■ Information provided:
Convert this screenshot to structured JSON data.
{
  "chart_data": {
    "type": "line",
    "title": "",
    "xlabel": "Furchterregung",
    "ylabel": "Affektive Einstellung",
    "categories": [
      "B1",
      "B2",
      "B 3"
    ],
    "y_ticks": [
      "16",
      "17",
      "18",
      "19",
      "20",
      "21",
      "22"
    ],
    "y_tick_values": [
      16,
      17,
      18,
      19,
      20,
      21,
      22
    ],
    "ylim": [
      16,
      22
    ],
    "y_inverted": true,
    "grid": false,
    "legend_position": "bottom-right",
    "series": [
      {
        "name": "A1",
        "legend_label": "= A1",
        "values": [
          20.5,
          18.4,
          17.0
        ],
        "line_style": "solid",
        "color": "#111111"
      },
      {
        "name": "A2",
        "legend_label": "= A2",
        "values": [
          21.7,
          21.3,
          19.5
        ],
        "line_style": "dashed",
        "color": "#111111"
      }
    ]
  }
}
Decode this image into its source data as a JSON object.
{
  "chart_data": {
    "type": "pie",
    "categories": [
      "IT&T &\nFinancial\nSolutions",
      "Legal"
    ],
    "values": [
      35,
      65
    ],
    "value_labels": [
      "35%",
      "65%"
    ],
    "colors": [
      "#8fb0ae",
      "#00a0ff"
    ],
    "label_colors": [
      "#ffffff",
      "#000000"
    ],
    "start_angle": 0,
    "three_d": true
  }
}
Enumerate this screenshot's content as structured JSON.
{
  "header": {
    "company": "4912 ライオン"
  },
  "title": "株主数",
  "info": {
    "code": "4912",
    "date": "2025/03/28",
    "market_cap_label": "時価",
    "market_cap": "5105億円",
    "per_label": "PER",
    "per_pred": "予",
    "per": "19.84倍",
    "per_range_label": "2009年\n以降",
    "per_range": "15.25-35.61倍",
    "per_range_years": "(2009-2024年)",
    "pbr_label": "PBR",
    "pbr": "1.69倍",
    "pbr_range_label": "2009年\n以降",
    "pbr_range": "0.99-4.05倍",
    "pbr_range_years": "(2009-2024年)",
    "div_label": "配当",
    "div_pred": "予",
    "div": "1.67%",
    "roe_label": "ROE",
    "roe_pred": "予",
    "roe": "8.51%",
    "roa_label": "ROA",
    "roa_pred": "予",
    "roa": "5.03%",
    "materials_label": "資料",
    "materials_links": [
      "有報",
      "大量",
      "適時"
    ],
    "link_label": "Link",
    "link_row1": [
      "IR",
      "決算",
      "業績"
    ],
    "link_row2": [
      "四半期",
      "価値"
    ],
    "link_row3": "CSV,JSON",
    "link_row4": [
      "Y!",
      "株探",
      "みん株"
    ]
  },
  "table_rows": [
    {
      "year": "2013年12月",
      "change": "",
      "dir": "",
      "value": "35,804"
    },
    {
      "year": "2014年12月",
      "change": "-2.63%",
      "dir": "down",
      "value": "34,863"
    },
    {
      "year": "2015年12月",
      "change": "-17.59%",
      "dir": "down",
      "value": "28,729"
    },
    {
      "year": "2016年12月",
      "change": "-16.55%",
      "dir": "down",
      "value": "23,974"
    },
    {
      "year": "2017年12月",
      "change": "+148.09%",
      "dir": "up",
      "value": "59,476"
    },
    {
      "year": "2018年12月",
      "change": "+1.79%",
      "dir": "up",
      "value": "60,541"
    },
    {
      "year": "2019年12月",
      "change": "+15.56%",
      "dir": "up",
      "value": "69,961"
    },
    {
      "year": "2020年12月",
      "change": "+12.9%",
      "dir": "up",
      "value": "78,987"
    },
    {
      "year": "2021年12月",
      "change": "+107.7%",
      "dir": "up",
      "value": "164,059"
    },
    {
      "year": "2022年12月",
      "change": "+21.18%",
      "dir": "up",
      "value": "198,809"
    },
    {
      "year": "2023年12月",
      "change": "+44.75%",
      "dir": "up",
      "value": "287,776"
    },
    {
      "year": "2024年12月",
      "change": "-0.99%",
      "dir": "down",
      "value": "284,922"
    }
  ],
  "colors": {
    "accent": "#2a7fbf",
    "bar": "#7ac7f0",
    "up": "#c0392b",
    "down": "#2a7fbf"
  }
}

■ Instruction: Identify every line where the string "screenshot" appears.

■ Written answer:
Convert this screenshot to structured JSON data.
Enumerate this screenshot's content as structured JSON.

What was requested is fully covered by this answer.